(begin)

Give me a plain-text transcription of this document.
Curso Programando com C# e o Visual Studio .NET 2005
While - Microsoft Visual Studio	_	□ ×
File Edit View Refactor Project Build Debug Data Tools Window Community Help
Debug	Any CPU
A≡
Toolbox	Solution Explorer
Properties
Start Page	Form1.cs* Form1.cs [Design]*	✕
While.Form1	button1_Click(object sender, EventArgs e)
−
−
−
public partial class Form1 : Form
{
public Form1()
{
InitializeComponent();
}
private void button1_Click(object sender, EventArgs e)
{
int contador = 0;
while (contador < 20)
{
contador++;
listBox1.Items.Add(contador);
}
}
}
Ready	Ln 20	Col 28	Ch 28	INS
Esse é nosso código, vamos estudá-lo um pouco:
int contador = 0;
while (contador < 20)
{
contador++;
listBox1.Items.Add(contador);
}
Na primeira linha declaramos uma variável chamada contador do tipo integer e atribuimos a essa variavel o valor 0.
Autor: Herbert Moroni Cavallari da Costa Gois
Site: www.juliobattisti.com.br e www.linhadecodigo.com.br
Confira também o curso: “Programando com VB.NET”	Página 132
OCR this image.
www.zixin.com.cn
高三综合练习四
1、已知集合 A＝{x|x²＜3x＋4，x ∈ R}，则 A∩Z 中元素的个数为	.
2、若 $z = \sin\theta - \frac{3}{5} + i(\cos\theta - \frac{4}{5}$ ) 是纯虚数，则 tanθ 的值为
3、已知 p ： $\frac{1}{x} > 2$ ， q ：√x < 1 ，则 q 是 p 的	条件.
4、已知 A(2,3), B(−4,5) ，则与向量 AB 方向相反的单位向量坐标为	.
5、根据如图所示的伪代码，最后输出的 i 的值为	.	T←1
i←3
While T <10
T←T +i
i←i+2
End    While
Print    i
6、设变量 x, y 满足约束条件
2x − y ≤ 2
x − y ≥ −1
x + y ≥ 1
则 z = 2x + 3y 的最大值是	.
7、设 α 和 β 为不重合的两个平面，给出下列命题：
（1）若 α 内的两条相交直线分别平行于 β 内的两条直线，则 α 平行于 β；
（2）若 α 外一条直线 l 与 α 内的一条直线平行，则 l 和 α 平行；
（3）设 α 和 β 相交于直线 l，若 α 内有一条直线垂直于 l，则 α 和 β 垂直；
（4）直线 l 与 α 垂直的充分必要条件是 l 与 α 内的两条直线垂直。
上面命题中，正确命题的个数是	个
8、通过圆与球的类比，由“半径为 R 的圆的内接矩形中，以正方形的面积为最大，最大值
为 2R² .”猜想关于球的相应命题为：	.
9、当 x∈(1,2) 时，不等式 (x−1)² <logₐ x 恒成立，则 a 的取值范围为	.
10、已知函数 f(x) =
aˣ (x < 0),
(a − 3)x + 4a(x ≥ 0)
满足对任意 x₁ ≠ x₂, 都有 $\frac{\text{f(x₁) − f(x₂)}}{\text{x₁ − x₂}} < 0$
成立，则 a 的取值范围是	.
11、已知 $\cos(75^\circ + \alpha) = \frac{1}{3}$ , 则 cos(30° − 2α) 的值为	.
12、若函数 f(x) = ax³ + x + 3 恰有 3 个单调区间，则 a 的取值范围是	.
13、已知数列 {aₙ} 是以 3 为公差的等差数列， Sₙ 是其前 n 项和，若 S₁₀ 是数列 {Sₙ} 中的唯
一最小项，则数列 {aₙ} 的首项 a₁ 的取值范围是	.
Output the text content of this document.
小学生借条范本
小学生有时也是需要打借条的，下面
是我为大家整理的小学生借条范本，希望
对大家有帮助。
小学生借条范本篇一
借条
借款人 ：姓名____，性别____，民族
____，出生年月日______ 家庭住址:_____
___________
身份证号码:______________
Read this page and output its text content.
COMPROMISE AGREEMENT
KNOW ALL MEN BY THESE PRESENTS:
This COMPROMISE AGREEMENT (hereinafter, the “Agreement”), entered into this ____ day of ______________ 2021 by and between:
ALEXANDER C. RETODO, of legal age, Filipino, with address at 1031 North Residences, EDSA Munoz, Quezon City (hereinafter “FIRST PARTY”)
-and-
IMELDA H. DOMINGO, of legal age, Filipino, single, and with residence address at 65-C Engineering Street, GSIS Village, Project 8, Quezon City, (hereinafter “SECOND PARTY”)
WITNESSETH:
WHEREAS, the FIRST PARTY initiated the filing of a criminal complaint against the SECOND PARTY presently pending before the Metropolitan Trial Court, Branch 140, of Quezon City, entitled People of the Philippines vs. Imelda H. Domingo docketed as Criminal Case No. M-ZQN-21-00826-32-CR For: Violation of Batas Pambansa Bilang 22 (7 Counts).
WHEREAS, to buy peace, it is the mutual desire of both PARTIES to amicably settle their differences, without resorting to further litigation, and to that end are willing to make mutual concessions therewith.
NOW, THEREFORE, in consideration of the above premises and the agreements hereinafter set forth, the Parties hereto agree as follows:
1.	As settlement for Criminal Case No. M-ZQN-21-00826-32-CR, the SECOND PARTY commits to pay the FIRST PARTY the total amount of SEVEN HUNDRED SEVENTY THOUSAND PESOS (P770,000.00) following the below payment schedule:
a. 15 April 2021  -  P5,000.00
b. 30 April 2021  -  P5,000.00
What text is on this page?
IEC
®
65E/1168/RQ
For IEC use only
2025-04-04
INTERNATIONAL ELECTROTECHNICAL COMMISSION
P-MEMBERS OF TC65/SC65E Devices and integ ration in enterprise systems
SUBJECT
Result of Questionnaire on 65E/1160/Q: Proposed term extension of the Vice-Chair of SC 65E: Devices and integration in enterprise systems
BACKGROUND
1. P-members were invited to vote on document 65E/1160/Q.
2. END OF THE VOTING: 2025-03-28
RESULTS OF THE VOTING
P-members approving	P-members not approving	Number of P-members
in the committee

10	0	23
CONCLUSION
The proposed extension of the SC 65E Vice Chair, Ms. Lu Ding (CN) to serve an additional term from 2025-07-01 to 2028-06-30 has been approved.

(end)

WHAT IS REQUIRED
Gather and return every line that holds the string "sender".

SOLUTION FOR THIS EXERCISE
While.Form1	button1_Click(object sender, EventArgs e)
private void button1_Click(object sender, EventArgs e)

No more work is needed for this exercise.